> **WHAT THE TASK ASKS**
Identify each line below containing the string "data" and copy it.

_____

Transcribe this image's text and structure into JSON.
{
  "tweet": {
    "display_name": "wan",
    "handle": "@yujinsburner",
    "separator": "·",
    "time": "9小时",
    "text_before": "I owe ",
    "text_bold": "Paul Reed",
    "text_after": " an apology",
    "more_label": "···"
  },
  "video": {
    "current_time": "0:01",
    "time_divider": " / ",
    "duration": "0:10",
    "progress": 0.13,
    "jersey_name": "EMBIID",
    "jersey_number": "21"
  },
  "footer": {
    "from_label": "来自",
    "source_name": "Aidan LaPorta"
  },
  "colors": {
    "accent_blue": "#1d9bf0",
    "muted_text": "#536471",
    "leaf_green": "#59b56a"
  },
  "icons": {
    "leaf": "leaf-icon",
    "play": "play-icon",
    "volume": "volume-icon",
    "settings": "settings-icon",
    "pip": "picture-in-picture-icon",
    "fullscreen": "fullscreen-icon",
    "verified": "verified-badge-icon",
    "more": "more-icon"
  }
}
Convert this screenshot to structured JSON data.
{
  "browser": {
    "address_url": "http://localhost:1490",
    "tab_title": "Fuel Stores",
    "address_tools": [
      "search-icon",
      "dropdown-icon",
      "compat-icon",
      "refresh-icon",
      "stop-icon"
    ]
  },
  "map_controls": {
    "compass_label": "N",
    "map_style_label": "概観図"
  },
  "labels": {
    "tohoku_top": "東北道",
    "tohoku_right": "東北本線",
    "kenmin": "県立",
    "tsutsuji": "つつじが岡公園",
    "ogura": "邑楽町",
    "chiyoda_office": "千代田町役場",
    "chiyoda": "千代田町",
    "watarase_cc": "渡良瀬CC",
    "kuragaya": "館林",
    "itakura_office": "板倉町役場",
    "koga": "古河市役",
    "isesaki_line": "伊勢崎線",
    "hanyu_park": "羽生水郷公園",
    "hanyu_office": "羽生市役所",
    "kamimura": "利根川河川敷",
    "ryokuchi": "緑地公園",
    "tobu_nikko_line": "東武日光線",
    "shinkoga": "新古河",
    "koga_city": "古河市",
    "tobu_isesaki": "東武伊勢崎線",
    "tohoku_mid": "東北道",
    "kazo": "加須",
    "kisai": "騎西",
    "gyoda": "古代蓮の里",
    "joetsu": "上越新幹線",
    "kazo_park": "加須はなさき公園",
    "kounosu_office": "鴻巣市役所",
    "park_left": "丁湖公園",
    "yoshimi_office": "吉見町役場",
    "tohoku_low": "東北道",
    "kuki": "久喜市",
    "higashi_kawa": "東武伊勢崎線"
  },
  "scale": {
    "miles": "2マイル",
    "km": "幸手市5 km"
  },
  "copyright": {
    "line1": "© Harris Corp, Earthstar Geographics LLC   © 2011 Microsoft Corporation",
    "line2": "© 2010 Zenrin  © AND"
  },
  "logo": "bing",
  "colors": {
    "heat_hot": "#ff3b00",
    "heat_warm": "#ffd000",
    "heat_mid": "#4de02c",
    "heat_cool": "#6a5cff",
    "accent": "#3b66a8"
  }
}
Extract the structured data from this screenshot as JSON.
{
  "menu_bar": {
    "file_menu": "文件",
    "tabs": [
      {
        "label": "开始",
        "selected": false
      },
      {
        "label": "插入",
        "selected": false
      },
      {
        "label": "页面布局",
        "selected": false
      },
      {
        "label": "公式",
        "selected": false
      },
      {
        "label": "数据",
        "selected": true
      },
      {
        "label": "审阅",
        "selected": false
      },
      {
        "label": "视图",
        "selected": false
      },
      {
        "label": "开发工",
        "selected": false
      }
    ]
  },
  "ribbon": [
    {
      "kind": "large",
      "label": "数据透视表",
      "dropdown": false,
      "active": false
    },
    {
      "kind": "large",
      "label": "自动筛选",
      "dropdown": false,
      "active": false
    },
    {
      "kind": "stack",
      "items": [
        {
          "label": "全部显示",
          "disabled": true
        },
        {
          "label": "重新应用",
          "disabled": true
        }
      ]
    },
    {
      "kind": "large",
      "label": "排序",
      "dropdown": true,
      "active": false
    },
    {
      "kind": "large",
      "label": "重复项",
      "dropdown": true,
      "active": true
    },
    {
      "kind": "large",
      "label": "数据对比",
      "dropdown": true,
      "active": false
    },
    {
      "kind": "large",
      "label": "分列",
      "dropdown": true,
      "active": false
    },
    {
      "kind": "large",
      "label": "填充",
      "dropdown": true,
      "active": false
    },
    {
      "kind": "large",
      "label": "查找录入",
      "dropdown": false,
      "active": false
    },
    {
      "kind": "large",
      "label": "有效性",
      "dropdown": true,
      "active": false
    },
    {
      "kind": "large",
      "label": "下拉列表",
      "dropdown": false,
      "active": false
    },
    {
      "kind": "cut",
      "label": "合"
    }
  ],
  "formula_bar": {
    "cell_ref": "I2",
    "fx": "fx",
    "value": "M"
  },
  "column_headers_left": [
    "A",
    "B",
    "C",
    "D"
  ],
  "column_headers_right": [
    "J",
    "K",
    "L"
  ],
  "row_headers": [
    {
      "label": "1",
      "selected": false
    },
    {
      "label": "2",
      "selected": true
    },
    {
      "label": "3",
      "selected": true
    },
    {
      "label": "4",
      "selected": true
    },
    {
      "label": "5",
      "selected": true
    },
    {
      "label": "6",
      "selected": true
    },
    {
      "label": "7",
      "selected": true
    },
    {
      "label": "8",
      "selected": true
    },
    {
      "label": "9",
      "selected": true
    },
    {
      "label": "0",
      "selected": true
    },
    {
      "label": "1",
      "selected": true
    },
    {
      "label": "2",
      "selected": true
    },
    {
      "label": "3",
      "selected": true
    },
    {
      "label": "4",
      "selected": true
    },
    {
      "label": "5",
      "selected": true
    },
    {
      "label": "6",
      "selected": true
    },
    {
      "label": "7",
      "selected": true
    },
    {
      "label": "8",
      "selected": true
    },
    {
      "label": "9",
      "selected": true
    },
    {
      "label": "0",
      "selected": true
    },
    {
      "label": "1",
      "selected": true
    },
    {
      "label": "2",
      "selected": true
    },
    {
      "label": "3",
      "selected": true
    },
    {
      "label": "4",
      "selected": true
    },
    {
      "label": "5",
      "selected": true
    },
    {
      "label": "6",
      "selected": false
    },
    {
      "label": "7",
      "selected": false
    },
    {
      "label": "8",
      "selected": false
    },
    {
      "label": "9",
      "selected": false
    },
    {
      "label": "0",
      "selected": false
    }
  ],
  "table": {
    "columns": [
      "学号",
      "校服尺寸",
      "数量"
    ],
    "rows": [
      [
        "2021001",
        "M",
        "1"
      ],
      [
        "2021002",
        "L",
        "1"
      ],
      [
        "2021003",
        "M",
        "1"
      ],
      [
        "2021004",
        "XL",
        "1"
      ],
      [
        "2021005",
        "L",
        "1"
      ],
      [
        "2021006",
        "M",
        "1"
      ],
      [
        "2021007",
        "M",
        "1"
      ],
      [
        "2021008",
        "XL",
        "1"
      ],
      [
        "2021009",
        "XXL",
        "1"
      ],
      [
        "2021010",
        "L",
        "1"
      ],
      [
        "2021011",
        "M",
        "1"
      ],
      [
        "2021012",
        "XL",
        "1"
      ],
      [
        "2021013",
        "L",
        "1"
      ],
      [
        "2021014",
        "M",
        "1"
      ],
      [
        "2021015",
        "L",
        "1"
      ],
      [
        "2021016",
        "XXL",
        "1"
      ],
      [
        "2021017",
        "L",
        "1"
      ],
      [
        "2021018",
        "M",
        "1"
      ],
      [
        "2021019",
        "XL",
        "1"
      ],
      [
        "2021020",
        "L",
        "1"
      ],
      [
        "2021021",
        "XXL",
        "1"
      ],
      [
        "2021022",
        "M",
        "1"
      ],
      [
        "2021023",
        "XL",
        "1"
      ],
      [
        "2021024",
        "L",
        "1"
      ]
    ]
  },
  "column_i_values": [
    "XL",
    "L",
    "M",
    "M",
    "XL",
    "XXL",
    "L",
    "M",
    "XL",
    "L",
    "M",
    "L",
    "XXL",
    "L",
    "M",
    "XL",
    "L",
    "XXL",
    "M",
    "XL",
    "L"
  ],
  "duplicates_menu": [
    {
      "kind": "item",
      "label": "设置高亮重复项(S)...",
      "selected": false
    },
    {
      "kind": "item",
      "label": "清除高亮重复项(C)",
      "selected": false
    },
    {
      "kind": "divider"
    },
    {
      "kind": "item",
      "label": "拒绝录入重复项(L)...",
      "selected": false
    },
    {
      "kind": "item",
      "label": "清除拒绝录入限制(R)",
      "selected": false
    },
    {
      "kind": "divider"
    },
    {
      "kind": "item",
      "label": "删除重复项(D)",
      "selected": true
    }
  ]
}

_____

> **RESULT OF THE EXERCISE**
Convert this screenshot to structured JSON data.
Extract the structured data from this screenshot as JSON.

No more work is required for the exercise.